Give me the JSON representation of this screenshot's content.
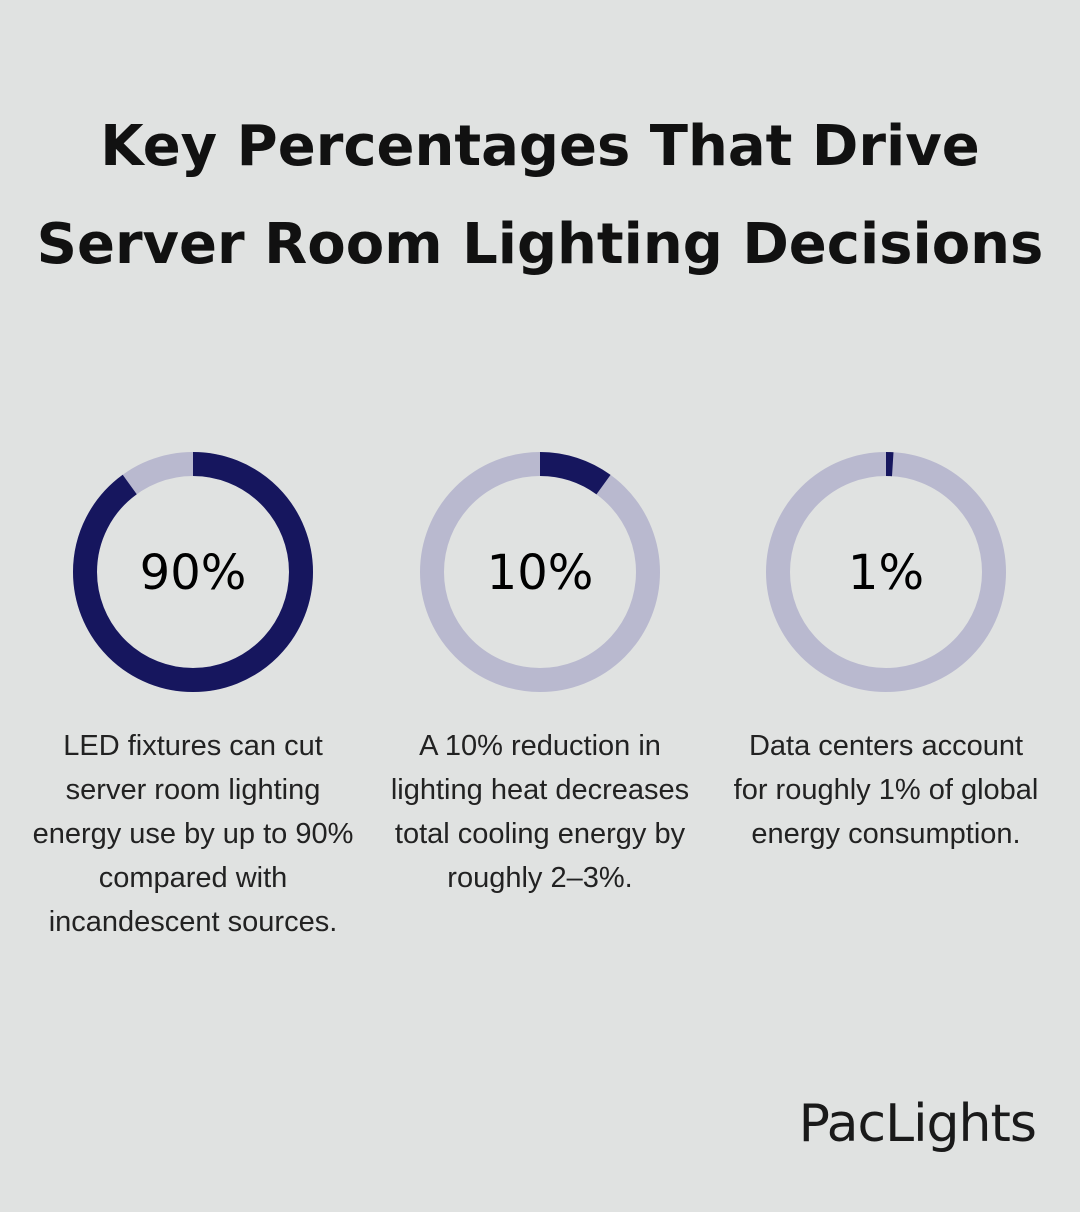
{
  "title": "Key Percentages That Drive Server Room Lighting Decisions",
  "colors": {
    "background": "#e0e2e1",
    "filled": "#16165e",
    "remaining": "#b9b9cf"
  },
  "chart_data": [
    {
      "type": "pie",
      "style": "donut",
      "value": 90,
      "label": "90%",
      "description": "LED fixtures can cut server room lighting energy use by up to 90% compared with incandescent sources."
    },
    {
      "type": "pie",
      "style": "donut",
      "value": 10,
      "label": "10%",
      "description": "A 10% reduction in lighting heat decreases total cooling energy by roughly 2–3%."
    },
    {
      "type": "pie",
      "style": "donut",
      "value": 1,
      "label": "1%",
      "description": "Data centers account for roughly 1% of global energy consumption."
    }
  ],
  "logo": "PacLights"
}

☆ ☆ ☆ ☆

(EXERCISE INSTRUCTIONS) Reproduce the listing above exactly, excluding all pictures.

(ANSWER IN FULL)
Give me the JSON representation of this screenshot's content.
{
  "title": "Key Percentages That Drive Server Room Lighting Decisions",
  "colors": {
    "background": "#e0e2e1",
    "filled": "#16165e",
    "remaining": "#b9b9cf"
  },
  "chart_data": [
    {
      "type": "pie",
      "style": "donut",
      "value": 90,
      "label": "90%",
      "description": "LED fixtures can cut server room lighting energy use by up to 90% compared with incandescent sources."
    },
    {
      "type": "pie",
      "style": "donut",
      "value": 10,
      "label": "10%",
      "description": "A 10% reduction in lighting heat decreases total cooling energy by roughly 2–3%."
    },
    {
      "type": "pie",
      "style": "donut",
      "value": 1,
      "label": "1%",
      "description": "Data centers account for roughly 1% of global energy consumption."
    }
  ],
  "logo": "PacLights"
}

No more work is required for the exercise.